* [Instruction] Below are the records; collect from them each line containing the string "Felipe".

— Start of Given records —

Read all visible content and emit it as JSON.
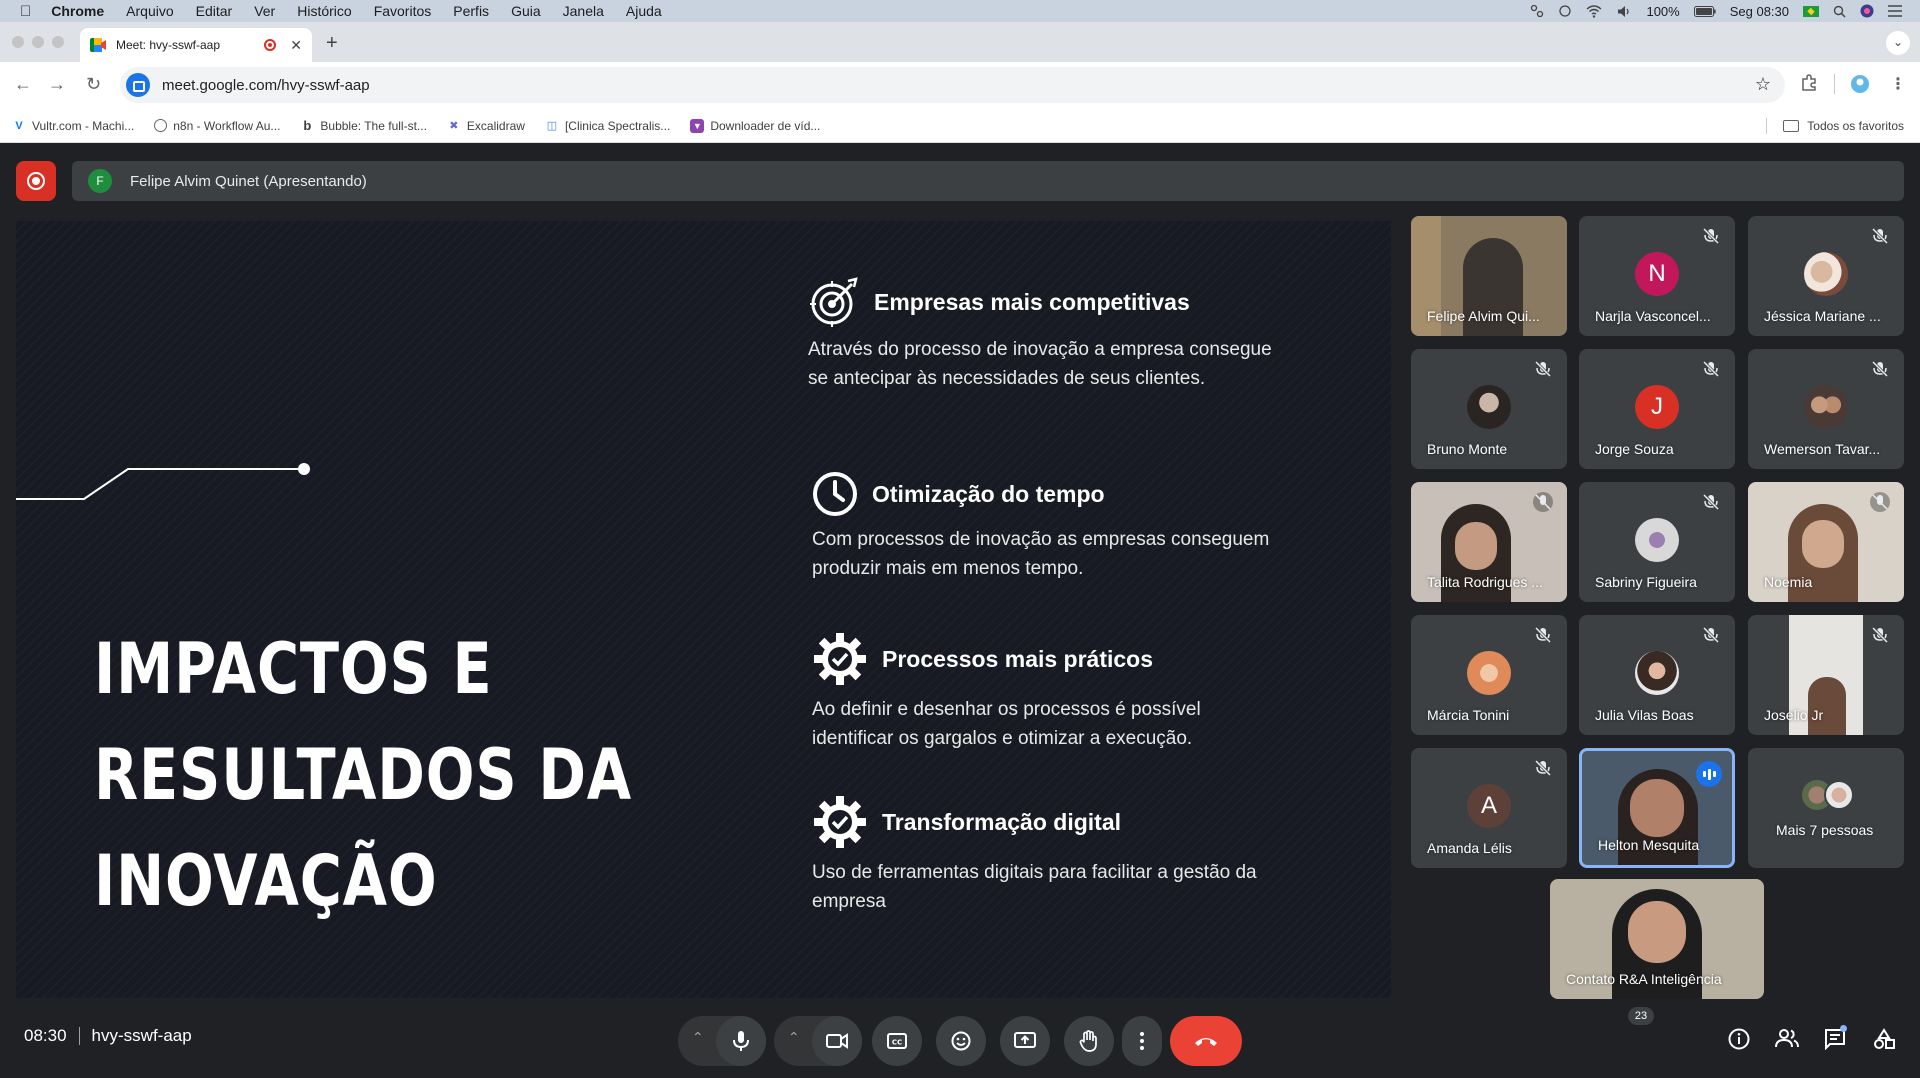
{
  "menubar": {
    "app": "Chrome",
    "items": [
      "Arquivo",
      "Editar",
      "Ver",
      "Histórico",
      "Favoritos",
      "Perfis",
      "Guia",
      "Janela",
      "Ajuda"
    ],
    "battery": "100%",
    "datetime": "Seg 08:30"
  },
  "tab": {
    "title": "Meet: hvy-sswf-aap"
  },
  "address": {
    "url": "meet.google.com/hvy-sswf-aap"
  },
  "bookmarks": {
    "items": [
      {
        "label": "Vultr.com - Machi...",
        "icon": "vultr-icon",
        "color": "#007bfc"
      },
      {
        "label": "n8n - Workflow Au...",
        "icon": "globe-icon",
        "color": "#5f6368"
      },
      {
        "label": "Bubble: The full-st...",
        "icon": "bubble-icon",
        "color": "#202124"
      },
      {
        "label": "Excalidraw",
        "icon": "excalidraw-icon",
        "color": "#6965db"
      },
      {
        "label": "[Clinica Spectralis...",
        "icon": "clinic-icon",
        "color": "#4285f4"
      },
      {
        "label": "Downloader de víd...",
        "icon": "downloader-icon",
        "color": "#8e44ad"
      }
    ],
    "all_label": "Todos os favoritos"
  },
  "meet": {
    "presenter": {
      "initial": "F",
      "label": "Felipe Alvim Quinet (Apresentando)"
    },
    "slide": {
      "title_lines": [
        "IMPACTOS E",
        "RESULTADOS DA",
        "INOVAÇÃO"
      ],
      "items": [
        {
          "icon": "target-icon",
          "title": "Empresas mais competitivas",
          "desc_lines": [
            "Através do processo de inovação a empresa consegue",
            "se antecipar às necessidades de seus clientes."
          ]
        },
        {
          "icon": "clock-icon",
          "title": "Otimização do tempo",
          "desc_lines": [
            "Com processos de inovação as empresas conseguem",
            "produzir mais em menos tempo."
          ]
        },
        {
          "icon": "gear-check-icon",
          "title": "Processos mais práticos",
          "desc_lines": [
            "Ao definir e desenhar os processos é possível",
            "identificar os gargalos e otimizar a execução."
          ]
        },
        {
          "icon": "gear-check-icon",
          "title": "Transformação digital",
          "desc_lines": [
            "Uso de ferramentas digitais para facilitar a gestão da",
            "empresa"
          ]
        }
      ]
    },
    "participants": [
      {
        "name": "Felipe Alvim Qui...",
        "kind": "video",
        "muted": false
      },
      {
        "name": "Narjla Vasconcel...",
        "kind": "letter",
        "letter": "N",
        "color": "#c2185b",
        "muted": true
      },
      {
        "name": "Jéssica Mariane ...",
        "kind": "photo",
        "muted": true
      },
      {
        "name": "Bruno Monte",
        "kind": "photo",
        "muted": true
      },
      {
        "name": "Jorge Souza",
        "kind": "letter",
        "letter": "J",
        "color": "#d93025",
        "muted": true
      },
      {
        "name": "Wemerson Tavar...",
        "kind": "photo",
        "muted": true
      },
      {
        "name": "Talita Rodrigues ...",
        "kind": "video",
        "muted": true
      },
      {
        "name": "Sabriny Figueira",
        "kind": "photo",
        "muted": true
      },
      {
        "name": "Noemia",
        "kind": "video",
        "muted": true
      },
      {
        "name": "Márcia Tonini",
        "kind": "photo",
        "muted": true
      },
      {
        "name": "Julia Vilas Boas",
        "kind": "photo",
        "muted": true
      },
      {
        "name": "Joselio Jr",
        "kind": "video",
        "muted": true
      },
      {
        "name": "Amanda Lélis",
        "kind": "letter",
        "letter": "A",
        "color": "#5d4037",
        "muted": true
      },
      {
        "name": "Helton Mesquita",
        "kind": "video",
        "muted": false,
        "speaking": true
      },
      {
        "name": "Mais 7 pessoas",
        "kind": "more"
      },
      {
        "name": "Contato R&A Inteligência",
        "kind": "video",
        "muted": false
      }
    ],
    "bottom": {
      "time": "08:30",
      "code": "hvy-sswf-aap",
      "people_count": "23"
    }
  },
  "colors": {
    "end_call": "#ea4335",
    "rec": "#d93025",
    "accent": "#8ab4f8"
  }
}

— End of Given records —

* [Written response]
      "label": "Felipe Alvim Quinet (Apresentando)"
        "name": "Felipe Alvim Qui...",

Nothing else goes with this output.